◆ THE EXERCISE
Search the data for the word "与此同时" and copy every line where it occurs.

◆ Collection entries

-*-

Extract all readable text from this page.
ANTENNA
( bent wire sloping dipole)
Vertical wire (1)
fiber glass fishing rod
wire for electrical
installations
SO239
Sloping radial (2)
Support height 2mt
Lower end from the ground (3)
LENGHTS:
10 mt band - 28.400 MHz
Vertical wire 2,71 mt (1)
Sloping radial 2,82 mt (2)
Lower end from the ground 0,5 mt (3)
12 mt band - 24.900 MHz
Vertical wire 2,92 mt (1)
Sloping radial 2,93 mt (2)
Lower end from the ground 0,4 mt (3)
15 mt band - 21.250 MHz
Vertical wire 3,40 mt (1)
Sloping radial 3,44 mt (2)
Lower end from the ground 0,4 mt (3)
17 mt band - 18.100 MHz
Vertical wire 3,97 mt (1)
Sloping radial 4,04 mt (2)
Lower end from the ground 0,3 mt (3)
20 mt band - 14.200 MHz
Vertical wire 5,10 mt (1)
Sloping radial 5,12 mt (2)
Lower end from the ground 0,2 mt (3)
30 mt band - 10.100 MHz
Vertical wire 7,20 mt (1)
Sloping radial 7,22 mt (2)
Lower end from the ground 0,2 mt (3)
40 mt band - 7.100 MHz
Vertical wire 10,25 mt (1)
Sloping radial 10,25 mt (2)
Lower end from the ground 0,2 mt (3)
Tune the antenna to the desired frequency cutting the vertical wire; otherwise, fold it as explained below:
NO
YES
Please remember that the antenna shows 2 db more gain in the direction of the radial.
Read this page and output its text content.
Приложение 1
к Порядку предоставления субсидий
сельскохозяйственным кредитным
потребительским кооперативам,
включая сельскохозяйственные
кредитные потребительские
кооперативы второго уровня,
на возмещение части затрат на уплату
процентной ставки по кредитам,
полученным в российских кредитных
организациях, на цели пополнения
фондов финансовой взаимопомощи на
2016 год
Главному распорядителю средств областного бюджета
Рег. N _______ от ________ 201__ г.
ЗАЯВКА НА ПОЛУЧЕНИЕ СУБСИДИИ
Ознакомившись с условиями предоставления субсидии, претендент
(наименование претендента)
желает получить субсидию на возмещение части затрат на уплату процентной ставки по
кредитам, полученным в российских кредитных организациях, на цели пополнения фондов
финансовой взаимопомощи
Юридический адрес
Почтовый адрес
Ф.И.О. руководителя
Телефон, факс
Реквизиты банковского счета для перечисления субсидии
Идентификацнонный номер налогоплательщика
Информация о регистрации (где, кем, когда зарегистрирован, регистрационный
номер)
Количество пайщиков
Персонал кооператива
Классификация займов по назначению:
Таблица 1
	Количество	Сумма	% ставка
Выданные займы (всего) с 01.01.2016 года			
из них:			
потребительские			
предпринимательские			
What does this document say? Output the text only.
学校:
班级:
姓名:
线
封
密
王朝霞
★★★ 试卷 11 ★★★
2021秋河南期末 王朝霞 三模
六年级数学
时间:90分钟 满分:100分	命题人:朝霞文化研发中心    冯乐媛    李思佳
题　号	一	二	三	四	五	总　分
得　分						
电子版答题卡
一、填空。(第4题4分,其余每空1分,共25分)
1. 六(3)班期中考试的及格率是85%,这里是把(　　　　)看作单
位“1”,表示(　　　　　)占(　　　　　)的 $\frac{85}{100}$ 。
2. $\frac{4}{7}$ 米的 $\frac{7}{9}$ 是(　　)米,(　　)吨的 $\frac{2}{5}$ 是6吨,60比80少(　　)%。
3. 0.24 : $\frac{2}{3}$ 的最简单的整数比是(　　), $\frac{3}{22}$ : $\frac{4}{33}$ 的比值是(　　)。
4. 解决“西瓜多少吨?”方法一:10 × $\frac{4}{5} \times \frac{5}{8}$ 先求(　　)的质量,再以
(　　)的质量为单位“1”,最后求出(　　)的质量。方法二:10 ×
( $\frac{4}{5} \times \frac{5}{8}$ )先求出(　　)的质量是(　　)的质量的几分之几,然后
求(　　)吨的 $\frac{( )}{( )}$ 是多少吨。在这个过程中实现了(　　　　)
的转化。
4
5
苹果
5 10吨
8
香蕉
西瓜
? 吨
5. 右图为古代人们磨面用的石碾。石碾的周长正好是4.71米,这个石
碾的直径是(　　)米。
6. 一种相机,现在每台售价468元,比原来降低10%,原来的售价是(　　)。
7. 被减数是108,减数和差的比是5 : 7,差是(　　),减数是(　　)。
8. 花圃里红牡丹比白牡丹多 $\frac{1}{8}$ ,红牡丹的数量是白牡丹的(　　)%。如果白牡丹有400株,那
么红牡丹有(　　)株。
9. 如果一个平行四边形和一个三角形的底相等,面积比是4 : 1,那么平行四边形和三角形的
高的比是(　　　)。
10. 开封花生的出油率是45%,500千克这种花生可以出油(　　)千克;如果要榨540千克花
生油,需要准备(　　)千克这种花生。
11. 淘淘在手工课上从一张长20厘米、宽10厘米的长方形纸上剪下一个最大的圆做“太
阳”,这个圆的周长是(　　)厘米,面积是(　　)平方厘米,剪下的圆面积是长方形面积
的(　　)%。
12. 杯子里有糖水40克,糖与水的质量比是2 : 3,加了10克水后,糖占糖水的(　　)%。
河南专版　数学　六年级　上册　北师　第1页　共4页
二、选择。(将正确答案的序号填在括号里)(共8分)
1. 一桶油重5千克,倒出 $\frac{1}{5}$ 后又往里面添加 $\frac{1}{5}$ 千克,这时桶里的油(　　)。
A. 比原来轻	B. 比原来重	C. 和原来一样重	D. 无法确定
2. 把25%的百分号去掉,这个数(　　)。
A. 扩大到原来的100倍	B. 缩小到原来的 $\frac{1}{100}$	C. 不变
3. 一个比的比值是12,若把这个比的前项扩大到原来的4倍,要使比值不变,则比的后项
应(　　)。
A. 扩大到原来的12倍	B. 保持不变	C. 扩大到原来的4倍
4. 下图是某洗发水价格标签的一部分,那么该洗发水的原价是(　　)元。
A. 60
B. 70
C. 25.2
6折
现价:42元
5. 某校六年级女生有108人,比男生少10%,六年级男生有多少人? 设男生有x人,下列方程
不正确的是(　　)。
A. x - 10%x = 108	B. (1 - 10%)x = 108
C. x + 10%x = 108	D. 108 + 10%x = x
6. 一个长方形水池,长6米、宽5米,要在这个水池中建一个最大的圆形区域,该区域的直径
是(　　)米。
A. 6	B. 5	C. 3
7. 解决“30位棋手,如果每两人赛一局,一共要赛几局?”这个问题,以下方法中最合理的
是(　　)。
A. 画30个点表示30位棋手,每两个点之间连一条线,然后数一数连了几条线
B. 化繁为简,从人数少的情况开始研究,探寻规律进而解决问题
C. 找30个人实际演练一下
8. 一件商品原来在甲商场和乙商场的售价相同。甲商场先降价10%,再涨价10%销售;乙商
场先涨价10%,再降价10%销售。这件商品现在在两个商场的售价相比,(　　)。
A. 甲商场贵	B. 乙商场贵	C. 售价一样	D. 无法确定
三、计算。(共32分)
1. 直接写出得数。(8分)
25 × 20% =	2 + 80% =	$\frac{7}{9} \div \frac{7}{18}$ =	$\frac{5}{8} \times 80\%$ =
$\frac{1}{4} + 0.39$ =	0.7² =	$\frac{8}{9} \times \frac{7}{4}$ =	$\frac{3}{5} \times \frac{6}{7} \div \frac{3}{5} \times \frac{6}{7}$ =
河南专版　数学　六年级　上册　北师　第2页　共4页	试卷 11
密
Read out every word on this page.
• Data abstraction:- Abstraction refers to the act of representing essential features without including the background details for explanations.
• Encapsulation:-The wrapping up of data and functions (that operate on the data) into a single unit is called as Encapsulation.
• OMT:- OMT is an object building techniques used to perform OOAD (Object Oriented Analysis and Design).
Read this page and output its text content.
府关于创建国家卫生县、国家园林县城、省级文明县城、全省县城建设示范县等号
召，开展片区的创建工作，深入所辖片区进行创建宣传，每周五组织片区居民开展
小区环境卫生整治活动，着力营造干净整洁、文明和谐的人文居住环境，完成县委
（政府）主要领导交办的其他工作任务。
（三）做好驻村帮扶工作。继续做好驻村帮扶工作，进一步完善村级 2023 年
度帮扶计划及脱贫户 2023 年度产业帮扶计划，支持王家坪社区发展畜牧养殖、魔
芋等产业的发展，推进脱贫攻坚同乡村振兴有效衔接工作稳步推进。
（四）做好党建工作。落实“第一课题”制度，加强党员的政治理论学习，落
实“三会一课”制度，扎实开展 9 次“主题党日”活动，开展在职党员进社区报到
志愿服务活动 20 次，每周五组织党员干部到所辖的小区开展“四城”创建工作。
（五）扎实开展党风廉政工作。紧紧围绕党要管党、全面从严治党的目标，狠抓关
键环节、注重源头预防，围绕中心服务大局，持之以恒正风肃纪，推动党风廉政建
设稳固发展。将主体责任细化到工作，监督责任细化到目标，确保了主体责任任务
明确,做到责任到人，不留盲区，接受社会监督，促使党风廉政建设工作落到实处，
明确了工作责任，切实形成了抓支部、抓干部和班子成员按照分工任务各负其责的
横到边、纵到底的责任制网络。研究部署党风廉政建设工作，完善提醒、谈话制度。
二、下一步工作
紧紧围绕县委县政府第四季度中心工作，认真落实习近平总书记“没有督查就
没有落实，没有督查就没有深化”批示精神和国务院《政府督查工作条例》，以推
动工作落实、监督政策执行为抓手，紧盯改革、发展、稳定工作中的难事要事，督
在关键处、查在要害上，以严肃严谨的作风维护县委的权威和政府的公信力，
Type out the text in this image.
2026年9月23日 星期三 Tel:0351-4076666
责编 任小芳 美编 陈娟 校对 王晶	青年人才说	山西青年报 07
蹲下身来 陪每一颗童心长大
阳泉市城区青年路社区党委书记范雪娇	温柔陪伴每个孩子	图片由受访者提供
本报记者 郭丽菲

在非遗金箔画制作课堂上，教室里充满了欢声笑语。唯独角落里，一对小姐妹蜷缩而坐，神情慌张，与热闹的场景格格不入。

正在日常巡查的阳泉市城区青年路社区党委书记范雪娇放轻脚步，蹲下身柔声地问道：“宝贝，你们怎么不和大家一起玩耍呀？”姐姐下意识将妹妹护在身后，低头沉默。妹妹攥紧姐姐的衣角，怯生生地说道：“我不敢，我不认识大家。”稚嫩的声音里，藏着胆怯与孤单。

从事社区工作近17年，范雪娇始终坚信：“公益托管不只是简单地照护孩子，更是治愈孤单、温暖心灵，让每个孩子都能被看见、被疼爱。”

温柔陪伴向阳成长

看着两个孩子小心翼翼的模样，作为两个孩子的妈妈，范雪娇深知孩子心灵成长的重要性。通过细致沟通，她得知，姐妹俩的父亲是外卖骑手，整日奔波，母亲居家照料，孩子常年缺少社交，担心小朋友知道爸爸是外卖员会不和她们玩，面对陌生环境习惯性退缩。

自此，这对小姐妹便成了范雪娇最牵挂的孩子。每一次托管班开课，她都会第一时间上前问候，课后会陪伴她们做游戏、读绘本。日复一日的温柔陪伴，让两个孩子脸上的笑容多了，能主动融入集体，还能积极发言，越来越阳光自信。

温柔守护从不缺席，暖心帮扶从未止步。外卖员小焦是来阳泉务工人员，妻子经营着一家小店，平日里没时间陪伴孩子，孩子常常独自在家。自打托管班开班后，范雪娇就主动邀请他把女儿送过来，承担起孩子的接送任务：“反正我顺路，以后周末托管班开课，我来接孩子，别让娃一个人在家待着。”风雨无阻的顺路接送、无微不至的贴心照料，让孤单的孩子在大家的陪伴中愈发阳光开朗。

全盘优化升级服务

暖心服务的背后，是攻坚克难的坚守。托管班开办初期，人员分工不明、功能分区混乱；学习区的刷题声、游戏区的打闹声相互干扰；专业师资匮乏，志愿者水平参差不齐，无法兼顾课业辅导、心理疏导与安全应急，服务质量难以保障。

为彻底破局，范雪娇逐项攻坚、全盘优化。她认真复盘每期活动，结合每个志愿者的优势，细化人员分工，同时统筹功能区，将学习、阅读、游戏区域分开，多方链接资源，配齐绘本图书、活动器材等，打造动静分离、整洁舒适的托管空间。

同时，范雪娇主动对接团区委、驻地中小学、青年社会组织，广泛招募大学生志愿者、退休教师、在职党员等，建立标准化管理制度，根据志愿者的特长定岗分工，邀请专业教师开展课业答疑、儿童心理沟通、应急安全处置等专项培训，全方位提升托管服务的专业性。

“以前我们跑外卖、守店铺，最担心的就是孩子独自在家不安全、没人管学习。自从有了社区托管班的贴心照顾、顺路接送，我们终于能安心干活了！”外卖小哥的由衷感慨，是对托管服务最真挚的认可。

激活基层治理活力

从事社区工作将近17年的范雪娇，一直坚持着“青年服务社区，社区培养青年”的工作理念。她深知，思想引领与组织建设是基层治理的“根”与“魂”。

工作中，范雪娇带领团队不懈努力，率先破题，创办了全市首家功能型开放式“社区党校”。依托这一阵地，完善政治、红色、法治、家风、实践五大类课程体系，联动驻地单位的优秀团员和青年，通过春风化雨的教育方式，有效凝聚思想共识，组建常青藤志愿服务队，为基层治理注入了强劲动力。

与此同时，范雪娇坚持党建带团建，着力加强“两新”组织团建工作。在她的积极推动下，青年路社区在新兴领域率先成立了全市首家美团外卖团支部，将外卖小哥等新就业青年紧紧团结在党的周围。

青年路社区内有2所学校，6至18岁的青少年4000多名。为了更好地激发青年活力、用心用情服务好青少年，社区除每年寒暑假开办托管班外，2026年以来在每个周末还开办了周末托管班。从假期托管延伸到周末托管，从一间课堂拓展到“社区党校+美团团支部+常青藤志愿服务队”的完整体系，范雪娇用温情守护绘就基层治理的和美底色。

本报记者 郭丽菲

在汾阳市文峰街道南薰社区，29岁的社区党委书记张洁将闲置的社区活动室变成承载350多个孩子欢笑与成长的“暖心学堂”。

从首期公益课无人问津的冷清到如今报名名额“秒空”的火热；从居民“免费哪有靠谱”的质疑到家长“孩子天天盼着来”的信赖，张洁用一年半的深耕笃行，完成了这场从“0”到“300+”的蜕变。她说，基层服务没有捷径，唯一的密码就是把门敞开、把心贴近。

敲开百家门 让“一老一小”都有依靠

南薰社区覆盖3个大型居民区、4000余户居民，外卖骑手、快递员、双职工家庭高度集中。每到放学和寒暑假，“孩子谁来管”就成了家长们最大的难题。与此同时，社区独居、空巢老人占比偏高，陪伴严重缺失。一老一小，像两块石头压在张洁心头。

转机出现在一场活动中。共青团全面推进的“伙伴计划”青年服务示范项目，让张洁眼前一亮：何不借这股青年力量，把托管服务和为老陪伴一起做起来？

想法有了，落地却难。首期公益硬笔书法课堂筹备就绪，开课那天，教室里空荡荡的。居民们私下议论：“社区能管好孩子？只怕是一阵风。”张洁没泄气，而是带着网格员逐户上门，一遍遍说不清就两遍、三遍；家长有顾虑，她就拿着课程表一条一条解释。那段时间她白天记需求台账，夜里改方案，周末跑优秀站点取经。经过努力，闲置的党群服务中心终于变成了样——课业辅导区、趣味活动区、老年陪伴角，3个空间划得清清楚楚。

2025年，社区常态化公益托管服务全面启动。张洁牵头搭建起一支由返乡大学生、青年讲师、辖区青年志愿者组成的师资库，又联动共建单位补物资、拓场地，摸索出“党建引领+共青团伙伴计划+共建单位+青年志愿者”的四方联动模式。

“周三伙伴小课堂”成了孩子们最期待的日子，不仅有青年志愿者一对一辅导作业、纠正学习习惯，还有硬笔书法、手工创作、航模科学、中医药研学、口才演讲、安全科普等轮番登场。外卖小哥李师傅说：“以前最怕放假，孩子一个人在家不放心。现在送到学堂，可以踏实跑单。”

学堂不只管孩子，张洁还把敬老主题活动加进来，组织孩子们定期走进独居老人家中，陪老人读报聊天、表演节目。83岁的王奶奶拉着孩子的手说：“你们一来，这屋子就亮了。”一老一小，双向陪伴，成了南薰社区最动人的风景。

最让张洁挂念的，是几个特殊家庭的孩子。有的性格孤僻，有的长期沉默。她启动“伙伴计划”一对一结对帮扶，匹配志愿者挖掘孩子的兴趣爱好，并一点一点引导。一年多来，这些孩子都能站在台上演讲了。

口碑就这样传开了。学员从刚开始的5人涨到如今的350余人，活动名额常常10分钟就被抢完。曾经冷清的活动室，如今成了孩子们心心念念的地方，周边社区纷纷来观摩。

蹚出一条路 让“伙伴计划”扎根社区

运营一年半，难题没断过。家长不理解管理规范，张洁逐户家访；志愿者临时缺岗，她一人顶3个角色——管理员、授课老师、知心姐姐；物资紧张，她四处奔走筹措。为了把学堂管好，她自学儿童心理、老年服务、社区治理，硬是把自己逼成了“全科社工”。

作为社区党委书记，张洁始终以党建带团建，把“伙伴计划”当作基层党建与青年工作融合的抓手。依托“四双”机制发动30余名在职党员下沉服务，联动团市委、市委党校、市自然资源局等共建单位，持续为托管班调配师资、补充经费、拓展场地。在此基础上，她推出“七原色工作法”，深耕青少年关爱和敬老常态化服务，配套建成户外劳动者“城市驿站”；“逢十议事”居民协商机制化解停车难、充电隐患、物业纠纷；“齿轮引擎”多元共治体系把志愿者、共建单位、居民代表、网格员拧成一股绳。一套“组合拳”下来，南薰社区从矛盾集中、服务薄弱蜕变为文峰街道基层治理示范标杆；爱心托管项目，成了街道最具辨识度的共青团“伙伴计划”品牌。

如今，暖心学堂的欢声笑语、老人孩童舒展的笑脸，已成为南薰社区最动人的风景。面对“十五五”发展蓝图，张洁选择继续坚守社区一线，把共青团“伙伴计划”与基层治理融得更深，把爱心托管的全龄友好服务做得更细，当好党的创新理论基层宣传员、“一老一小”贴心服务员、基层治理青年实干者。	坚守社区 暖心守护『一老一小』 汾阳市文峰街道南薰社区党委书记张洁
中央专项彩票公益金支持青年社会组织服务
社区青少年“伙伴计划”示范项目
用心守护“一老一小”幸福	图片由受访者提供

-*-

◆ RESPONSE TO THIS TASK
与此同时，范雪娇坚持党建带团建，着力加强“两新”组织团建工作。在她的积极推动下，青年路社区在新兴领域率先成立了全市首家美团外卖团支部，将外卖小哥等新就业青年紧紧团结在党的周围。
南薰社区覆盖3个大型居民区、4000余户居民，外卖骑手、快递员、双职工家庭高度集中。每到放学和寒暑假，“孩子谁来管”就成了家长们最大的难题。与此同时，社区独居、空巢老人占比偏高，陪伴严重缺失。一老一小，像两块石头压在张洁心头。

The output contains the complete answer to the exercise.